## Description of the task
Restate each entry word for word, leaving nothing out.

## Raw records

-- -- --

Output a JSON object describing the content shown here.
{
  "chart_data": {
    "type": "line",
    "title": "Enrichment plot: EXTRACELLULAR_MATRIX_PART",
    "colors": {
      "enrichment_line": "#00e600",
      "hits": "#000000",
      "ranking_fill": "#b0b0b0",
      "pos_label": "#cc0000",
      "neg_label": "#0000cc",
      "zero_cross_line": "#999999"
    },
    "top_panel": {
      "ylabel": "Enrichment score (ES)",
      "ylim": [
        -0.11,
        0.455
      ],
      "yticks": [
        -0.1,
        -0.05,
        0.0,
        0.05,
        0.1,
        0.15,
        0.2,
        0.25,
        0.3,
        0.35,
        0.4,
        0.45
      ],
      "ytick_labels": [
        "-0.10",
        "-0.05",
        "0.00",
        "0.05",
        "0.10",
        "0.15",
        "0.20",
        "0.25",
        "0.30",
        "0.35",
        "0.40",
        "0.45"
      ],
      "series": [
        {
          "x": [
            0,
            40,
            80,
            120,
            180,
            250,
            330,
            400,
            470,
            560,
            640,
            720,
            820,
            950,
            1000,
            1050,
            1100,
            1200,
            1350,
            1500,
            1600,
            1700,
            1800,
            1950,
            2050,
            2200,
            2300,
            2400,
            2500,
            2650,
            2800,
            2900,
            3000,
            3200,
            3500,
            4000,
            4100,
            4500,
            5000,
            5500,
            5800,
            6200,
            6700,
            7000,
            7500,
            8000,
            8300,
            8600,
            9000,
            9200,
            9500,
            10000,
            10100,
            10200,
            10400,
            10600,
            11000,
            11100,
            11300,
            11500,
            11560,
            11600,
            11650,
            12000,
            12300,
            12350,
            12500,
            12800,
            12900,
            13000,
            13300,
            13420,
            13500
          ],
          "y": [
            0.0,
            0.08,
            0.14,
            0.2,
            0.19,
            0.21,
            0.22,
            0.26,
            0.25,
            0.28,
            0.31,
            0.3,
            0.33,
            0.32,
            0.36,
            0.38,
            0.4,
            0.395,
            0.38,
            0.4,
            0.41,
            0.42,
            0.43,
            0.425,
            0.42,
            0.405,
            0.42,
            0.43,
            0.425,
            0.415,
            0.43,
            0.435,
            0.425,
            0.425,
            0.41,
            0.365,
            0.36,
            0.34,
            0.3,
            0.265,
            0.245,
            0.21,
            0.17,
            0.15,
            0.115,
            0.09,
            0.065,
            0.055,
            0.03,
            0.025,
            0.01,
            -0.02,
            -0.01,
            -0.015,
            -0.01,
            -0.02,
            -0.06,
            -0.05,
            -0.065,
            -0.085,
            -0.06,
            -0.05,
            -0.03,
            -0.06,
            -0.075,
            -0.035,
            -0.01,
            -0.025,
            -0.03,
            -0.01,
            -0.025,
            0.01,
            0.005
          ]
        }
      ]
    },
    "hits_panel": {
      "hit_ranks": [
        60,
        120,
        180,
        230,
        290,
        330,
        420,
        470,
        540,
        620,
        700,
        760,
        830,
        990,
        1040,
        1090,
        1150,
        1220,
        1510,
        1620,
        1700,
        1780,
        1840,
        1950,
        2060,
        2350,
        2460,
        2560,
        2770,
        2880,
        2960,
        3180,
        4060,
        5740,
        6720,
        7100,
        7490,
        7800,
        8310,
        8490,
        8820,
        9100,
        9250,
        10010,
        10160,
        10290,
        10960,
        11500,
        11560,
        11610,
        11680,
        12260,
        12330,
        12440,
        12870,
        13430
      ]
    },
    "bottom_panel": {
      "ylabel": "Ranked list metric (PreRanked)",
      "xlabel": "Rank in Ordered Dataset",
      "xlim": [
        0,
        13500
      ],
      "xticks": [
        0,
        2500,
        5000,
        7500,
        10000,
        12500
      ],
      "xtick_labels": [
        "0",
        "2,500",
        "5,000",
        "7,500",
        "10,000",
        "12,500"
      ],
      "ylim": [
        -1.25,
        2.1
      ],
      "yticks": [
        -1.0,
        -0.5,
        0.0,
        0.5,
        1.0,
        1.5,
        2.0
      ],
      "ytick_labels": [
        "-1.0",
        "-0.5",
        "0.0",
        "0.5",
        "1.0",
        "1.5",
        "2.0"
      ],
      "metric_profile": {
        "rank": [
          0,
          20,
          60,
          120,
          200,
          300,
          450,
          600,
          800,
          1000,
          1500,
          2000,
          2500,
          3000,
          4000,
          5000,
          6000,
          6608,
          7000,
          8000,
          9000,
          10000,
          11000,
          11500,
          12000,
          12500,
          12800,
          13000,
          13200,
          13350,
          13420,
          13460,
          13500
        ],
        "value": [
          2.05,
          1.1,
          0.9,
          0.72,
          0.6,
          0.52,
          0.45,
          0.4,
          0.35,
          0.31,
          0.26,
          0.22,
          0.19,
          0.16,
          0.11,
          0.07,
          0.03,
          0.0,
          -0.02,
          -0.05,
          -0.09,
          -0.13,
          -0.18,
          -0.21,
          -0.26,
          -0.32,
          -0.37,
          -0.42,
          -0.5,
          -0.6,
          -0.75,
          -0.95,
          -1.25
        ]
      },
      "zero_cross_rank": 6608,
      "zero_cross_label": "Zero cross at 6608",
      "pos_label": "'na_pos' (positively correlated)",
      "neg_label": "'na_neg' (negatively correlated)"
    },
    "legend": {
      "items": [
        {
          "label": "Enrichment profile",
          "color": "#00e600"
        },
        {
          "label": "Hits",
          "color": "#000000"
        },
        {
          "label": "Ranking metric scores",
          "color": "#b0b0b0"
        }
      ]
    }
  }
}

-- -- --

## Output
Output a JSON object describing the content shown here.
{
  "chart_data": {
    "type": "line",
    "title": "Enrichment plot: EXTRACELLULAR_MATRIX_PART",
    "colors": {
      "enrichment_line": "#00e600",
      "hits": "#000000",
      "ranking_fill": "#b0b0b0",
      "pos_label": "#cc0000",
      "neg_label": "#0000cc",
      "zero_cross_line": "#999999"
    },
    "top_panel": {
      "ylabel": "Enrichment score (ES)",
      "ylim": [
        -0.11,
        0.455
      ],
      "yticks": [
        -0.1,
        -0.05,
        0.0,
        0.05,
        0.1,
        0.15,
        0.2,
        0.25,
        0.3,
        0.35,
        0.4,
        0.45
      ],
      "ytick_labels": [
        "-0.10",
        "-0.05",
        "0.00",
        "0.05",
        "0.10",
        "0.15",
        "0.20",
        "0.25",
        "0.30",
        "0.35",
        "0.40",
        "0.45"
      ],
      "series": [
        {
          "x": [
            0,
            40,
            80,
            120,
            180,
            250,
            330,
            400,
            470,
            560,
            640,
            720,
            820,
            950,
            1000,
            1050,
            1100,
            1200,
            1350,
            1500,
            1600,
            1700,
            1800,
            1950,
            2050,
            2200,
            2300,
            2400,
            2500,
            2650,
            2800,
            2900,
            3000,
            3200,
            3500,
            4000,
            4100,
            4500,
            5000,
            5500,
            5800,
            6200,
            6700,
            7000,
            7500,
            8000,
            8300,
            8600,
            9000,
            9200,
            9500,
            10000,
            10100,
            10200,
            10400,
            10600,
            11000,
            11100,
            11300,
            11500,
            11560,
            11600,
            11650,
            12000,
            12300,
            12350,
            12500,
            12800,
            12900,
            13000,
            13300,
            13420,
            13500
          ],
          "y": [
            0.0,
            0.08,
            0.14,
            0.2,
            0.19,
            0.21,
            0.22,
            0.26,
            0.25,
            0.28,
            0.31,
            0.3,
            0.33,
            0.32,
            0.36,
            0.38,
            0.4,
            0.395,
            0.38,
            0.4,
            0.41,
            0.42,
            0.43,
            0.425,
            0.42,
            0.405,
            0.42,
            0.43,
            0.425,
            0.415,
            0.43,
            0.435,
            0.425,
            0.425,
            0.41,
            0.365,
            0.36,
            0.34,
            0.3,
            0.265,
            0.245,
            0.21,
            0.17,
            0.15,
            0.115,
            0.09,
            0.065,
            0.055,
            0.03,
            0.025,
            0.01,
            -0.02,
            -0.01,
            -0.015,
            -0.01,
            -0.02,
            -0.06,
            -0.05,
            -0.065,
            -0.085,
            -0.06,
            -0.05,
            -0.03,
            -0.06,
            -0.075,
            -0.035,
            -0.01,
            -0.025,
            -0.03,
            -0.01,
            -0.025,
            0.01,
            0.005
          ]
        }
      ]
    },
    "hits_panel": {
      "hit_ranks": [
        60,
        120,
        180,
        230,
        290,
        330,
        420,
        470,
        540,
        620,
        700,
        760,
        830,
        990,
        1040,
        1090,
        1150,
        1220,
        1510,
        1620,
        1700,
        1780,
        1840,
        1950,
        2060,
        2350,
        2460,
        2560,
        2770,
        2880,
        2960,
        3180,
        4060,
        5740,
        6720,
        7100,
        7490,
        7800,
        8310,
        8490,
        8820,
        9100,
        9250,
        10010,
        10160,
        10290,
        10960,
        11500,
        11560,
        11610,
        11680,
        12260,
        12330,
        12440,
        12870,
        13430
      ]
    },
    "bottom_panel": {
      "ylabel": "Ranked list metric (PreRanked)",
      "xlabel": "Rank in Ordered Dataset",
      "xlim": [
        0,
        13500
      ],
      "xticks": [
        0,
        2500,
        5000,
        7500,
        10000,
        12500
      ],
      "xtick_labels": [
        "0",
        "2,500",
        "5,000",
        "7,500",
        "10,000",
        "12,500"
      ],
      "ylim": [
        -1.25,
        2.1
      ],
      "yticks": [
        -1.0,
        -0.5,
        0.0,
        0.5,
        1.0,
        1.5,
        2.0
      ],
      "ytick_labels": [
        "-1.0",
        "-0.5",
        "0.0",
        "0.5",
        "1.0",
        "1.5",
        "2.0"
      ],
      "metric_profile": {
        "rank": [
          0,
          20,
          60,
          120,
          200,
          300,
          450,
          600,
          800,
          1000,
          1500,
          2000,
          2500,
          3000,
          4000,
          5000,
          6000,
          6608,
          7000,
          8000,
          9000,
          10000,
          11000,
          11500,
          12000,
          12500,
          12800,
          13000,
          13200,
          13350,
          13420,
          13460,
          13500
        ],
        "value": [
          2.05,
          1.1,
          0.9,
          0.72,
          0.6,
          0.52,
          0.45,
          0.4,
          0.35,
          0.31,
          0.26,
          0.22,
          0.19,
          0.16,
          0.11,
          0.07,
          0.03,
          0.0,
          -0.02,
          -0.05,
          -0.09,
          -0.13,
          -0.18,
          -0.21,
          -0.26,
          -0.32,
          -0.37,
          -0.42,
          -0.5,
          -0.6,
          -0.75,
          -0.95,
          -1.25
        ]
      },
      "zero_cross_rank": 6608,
      "zero_cross_label": "Zero cross at 6608",
      "pos_label": "'na_pos' (positively correlated)",
      "neg_label": "'na_neg' (negatively correlated)"
    },
    "legend": {
      "items": [
        {
          "label": "Enrichment profile",
          "color": "#00e600"
        },
        {
          "label": "Hits",
          "color": "#000000"
        },
        {
          "label": "Ranking metric scores",
          "color": "#b0b0b0"
        }
      ]
    }
  }
}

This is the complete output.